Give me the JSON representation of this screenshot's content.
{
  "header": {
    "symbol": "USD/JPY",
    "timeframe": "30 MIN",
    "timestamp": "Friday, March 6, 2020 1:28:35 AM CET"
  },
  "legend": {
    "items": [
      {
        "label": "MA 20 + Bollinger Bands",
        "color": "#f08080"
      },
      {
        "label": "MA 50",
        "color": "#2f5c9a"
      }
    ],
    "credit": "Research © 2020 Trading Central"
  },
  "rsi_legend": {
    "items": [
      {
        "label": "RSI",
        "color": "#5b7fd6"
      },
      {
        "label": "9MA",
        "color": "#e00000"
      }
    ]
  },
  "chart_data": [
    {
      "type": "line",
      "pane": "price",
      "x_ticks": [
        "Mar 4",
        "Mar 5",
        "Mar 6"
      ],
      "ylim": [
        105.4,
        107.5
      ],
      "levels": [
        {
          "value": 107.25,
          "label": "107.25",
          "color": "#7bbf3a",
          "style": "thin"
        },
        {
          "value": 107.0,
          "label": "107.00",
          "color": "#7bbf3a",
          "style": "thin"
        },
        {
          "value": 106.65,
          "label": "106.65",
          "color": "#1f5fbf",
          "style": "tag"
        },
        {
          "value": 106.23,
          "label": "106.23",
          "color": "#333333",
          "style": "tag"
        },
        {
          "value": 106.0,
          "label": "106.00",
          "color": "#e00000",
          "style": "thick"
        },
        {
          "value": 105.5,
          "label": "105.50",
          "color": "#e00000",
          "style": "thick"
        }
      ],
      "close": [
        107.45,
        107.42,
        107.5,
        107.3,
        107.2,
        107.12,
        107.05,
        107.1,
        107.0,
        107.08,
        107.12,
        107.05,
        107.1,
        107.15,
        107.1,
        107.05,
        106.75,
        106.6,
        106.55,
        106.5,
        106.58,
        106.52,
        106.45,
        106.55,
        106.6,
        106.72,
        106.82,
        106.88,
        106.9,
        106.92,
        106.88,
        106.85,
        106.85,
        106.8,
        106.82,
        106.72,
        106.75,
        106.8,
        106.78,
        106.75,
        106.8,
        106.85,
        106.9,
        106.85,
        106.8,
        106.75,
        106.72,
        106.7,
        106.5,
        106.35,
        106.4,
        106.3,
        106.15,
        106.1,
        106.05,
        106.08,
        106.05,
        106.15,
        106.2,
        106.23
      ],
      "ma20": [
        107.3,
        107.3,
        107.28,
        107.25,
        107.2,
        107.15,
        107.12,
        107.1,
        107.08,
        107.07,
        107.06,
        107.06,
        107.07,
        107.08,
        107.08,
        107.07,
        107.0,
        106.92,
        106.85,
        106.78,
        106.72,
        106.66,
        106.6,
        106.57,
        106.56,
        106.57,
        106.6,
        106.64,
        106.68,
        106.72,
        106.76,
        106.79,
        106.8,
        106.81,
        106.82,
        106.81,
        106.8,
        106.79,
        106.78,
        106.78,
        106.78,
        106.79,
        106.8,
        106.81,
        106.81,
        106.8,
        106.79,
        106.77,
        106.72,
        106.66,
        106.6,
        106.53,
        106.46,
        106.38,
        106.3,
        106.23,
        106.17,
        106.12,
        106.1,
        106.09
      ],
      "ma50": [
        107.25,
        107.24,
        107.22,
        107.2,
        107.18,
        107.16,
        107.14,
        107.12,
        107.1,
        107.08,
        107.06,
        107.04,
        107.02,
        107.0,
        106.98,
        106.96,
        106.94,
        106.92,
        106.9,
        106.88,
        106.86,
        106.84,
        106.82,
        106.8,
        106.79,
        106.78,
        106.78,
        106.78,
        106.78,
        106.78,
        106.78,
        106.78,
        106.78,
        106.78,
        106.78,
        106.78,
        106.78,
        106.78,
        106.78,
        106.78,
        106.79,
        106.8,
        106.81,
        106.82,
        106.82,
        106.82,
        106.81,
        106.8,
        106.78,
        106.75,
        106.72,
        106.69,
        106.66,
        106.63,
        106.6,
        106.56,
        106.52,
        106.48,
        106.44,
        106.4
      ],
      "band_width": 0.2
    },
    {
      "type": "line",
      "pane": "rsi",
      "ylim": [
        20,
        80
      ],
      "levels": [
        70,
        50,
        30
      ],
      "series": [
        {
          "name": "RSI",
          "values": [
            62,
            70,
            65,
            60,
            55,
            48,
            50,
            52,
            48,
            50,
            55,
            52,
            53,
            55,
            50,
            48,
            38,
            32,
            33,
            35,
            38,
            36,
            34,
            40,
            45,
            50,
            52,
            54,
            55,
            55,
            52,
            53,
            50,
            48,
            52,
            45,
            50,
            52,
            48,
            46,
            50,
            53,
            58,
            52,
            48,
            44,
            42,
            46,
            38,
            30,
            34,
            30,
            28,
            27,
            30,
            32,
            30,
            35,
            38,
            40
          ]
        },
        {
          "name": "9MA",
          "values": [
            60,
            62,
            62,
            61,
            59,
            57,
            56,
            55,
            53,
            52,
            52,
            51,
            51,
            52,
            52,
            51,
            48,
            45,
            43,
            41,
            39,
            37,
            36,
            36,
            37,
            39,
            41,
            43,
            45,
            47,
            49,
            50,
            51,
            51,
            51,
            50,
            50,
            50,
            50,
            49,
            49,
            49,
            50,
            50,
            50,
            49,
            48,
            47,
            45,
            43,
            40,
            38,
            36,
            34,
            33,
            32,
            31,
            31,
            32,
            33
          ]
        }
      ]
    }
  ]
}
...
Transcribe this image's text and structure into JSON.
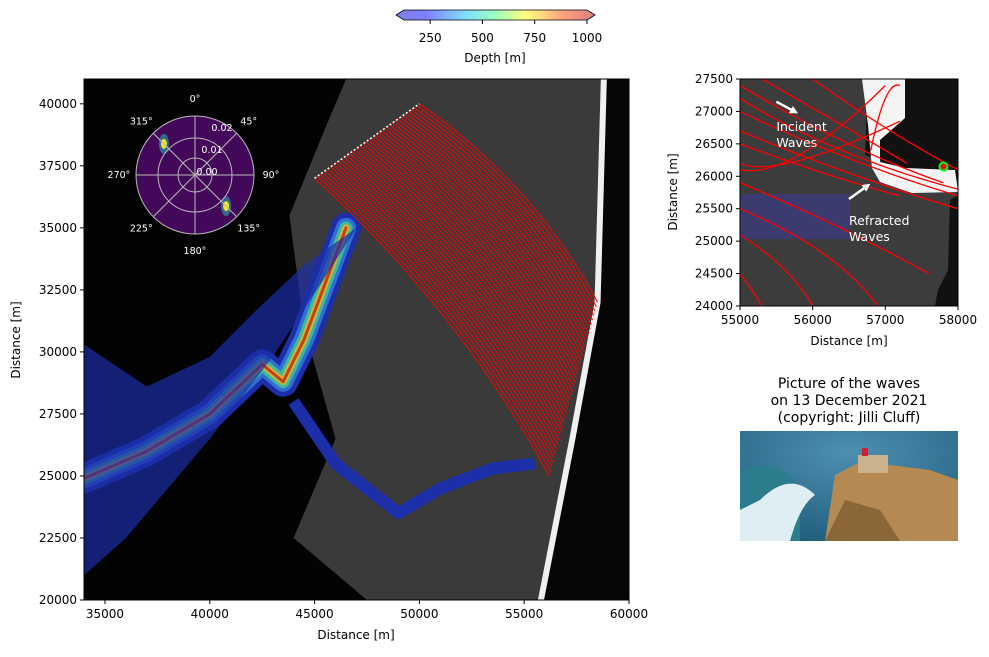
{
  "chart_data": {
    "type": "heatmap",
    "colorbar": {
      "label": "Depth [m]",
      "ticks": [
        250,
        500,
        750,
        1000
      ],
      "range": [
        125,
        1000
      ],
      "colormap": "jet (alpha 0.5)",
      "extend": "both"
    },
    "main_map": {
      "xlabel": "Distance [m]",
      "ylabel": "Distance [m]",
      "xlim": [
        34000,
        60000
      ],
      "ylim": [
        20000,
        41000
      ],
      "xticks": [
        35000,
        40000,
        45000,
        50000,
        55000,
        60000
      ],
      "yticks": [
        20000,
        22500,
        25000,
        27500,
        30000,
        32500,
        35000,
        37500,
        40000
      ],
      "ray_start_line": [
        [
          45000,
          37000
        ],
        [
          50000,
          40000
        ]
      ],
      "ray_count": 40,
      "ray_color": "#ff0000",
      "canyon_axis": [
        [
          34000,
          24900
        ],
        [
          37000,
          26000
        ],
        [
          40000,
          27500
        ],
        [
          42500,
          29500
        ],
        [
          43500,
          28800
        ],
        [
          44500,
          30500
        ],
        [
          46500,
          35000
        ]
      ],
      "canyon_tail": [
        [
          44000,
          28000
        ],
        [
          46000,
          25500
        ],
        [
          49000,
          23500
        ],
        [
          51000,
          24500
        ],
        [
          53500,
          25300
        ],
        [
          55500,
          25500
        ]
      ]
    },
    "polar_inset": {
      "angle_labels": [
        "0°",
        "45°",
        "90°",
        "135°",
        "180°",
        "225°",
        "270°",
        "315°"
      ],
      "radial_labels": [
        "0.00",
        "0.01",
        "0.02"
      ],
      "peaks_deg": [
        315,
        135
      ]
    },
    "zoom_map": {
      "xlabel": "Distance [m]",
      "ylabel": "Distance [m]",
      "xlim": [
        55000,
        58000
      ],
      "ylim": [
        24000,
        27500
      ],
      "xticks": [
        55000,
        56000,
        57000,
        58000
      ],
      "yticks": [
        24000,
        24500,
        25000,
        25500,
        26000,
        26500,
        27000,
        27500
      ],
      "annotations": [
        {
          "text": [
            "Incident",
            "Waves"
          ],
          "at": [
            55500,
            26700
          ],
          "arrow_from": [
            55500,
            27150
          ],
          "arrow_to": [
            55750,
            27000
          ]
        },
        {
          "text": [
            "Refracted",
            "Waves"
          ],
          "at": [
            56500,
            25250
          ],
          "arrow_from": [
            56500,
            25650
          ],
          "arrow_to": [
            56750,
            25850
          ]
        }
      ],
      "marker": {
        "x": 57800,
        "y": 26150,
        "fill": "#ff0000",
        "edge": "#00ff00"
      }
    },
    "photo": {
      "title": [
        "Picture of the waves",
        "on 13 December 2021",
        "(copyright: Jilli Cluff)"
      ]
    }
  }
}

## TASK REQUIREMENTS
Look through the lines above and collect those with the word "this".

## CORRECT ANSWER
Give me the JSON representation of this screenshot's content.
Transcribe this image's text and structure into JSON.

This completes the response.